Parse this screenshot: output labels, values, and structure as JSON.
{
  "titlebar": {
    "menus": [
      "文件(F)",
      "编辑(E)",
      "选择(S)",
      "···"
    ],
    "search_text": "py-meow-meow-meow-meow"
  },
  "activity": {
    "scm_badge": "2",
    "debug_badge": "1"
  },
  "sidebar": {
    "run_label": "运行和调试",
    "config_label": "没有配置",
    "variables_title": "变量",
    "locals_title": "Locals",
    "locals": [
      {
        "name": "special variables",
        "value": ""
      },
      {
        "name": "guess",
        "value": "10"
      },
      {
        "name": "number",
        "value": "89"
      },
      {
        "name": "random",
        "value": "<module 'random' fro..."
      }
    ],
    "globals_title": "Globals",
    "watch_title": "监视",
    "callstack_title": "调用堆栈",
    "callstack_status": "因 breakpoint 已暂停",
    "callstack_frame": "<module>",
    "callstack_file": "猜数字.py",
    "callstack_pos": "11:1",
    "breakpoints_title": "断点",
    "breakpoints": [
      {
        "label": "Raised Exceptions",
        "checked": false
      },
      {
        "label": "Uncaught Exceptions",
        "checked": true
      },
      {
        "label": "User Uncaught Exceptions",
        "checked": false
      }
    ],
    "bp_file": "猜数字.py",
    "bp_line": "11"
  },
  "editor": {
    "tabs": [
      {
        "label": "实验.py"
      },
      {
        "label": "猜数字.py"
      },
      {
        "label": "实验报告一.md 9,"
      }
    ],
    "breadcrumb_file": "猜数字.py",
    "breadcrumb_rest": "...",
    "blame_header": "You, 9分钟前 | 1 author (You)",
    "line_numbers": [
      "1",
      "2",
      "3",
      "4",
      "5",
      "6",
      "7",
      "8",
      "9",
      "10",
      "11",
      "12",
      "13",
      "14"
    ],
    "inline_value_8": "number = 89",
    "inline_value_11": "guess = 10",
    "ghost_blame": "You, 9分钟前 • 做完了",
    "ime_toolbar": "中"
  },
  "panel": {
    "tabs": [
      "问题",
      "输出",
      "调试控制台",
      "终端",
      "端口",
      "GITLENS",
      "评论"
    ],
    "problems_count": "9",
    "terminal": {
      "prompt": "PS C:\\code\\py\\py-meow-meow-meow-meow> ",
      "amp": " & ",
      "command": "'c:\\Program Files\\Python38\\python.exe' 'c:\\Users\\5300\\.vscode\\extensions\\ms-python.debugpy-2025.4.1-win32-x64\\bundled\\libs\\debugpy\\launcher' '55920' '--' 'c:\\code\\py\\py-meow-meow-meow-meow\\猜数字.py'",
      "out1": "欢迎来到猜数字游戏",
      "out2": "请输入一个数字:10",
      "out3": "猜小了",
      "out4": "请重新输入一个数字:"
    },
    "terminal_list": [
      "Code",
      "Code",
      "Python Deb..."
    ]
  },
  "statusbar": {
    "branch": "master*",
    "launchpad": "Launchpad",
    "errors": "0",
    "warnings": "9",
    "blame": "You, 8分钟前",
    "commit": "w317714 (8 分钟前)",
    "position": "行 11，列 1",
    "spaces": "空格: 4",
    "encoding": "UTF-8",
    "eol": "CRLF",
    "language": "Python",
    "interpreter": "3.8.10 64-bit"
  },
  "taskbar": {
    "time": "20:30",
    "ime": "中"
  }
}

:::

#### Exercise instructions
Each record must be repeated exactly as it is.

#### Solution to this exercise
Parse this screenshot: output labels, values, and structure as JSON.
{
  "titlebar": {
    "menus": [
      "文件(F)",
      "编辑(E)",
      "选择(S)",
      "···"
    ],
    "search_text": "py-meow-meow-meow-meow"
  },
  "activity": {
    "scm_badge": "2",
    "debug_badge": "1"
  },
  "sidebar": {
    "run_label": "运行和调试",
    "config_label": "没有配置",
    "variables_title": "变量",
    "locals_title": "Locals",
    "locals": [
      {
        "name": "special variables",
        "value": ""
      },
      {
        "name": "guess",
        "value": "10"
      },
      {
        "name": "number",
        "value": "89"
      },
      {
        "name": "random",
        "value": "<module 'random' fro..."
      }
    ],
    "globals_title": "Globals",
    "watch_title": "监视",
    "callstack_title": "调用堆栈",
    "callstack_status": "因 breakpoint 已暂停",
    "callstack_frame": "<module>",
    "callstack_file": "猜数字.py",
    "callstack_pos": "11:1",
    "breakpoints_title": "断点",
    "breakpoints": [
      {
        "label": "Raised Exceptions",
        "checked": false
      },
      {
        "label": "Uncaught Exceptions",
        "checked": true
      },
      {
        "label": "User Uncaught Exceptions",
        "checked": false
      }
    ],
    "bp_file": "猜数字.py",
    "bp_line": "11"
  },
  "editor": {
    "tabs": [
      {
        "label": "实验.py"
      },
      {
        "label": "猜数字.py"
      },
      {
        "label": "实验报告一.md 9,"
      }
    ],
    "breadcrumb_file": "猜数字.py",
    "breadcrumb_rest": "...",
    "blame_header": "You, 9分钟前 | 1 author (You)",
    "line_numbers": [
      "1",
      "2",
      "3",
      "4",
      "5",
      "6",
      "7",
      "8",
      "9",
      "10",
      "11",
      "12",
      "13",
      "14"
    ],
    "inline_value_8": "number = 89",
    "inline_value_11": "guess = 10",
    "ghost_blame": "You, 9分钟前 • 做完了",
    "ime_toolbar": "中"
  },
  "panel": {
    "tabs": [
      "问题",
      "输出",
      "调试控制台",
      "终端",
      "端口",
      "GITLENS",
      "评论"
    ],
    "problems_count": "9",
    "terminal": {
      "prompt": "PS C:\\code\\py\\py-meow-meow-meow-meow> ",
      "amp": " & ",
      "command": "'c:\\Program Files\\Python38\\python.exe' 'c:\\Users\\5300\\.vscode\\extensions\\ms-python.debugpy-2025.4.1-win32-x64\\bundled\\libs\\debugpy\\launcher' '55920' '--' 'c:\\code\\py\\py-meow-meow-meow-meow\\猜数字.py'",
      "out1": "欢迎来到猜数字游戏",
      "out2": "请输入一个数字:10",
      "out3": "猜小了",
      "out4": "请重新输入一个数字:"
    },
    "terminal_list": [
      "Code",
      "Code",
      "Python Deb..."
    ]
  },
  "statusbar": {
    "branch": "master*",
    "launchpad": "Launchpad",
    "errors": "0",
    "warnings": "9",
    "blame": "You, 8分钟前",
    "commit": "w317714 (8 分钟前)",
    "position": "行 11，列 1",
    "spaces": "空格: 4",
    "encoding": "UTF-8",
    "eol": "CRLF",
    "language": "Python",
    "interpreter": "3.8.10 64-bit"
  },
  "taskbar": {
    "time": "20:30",
    "ime": "中"
  }
}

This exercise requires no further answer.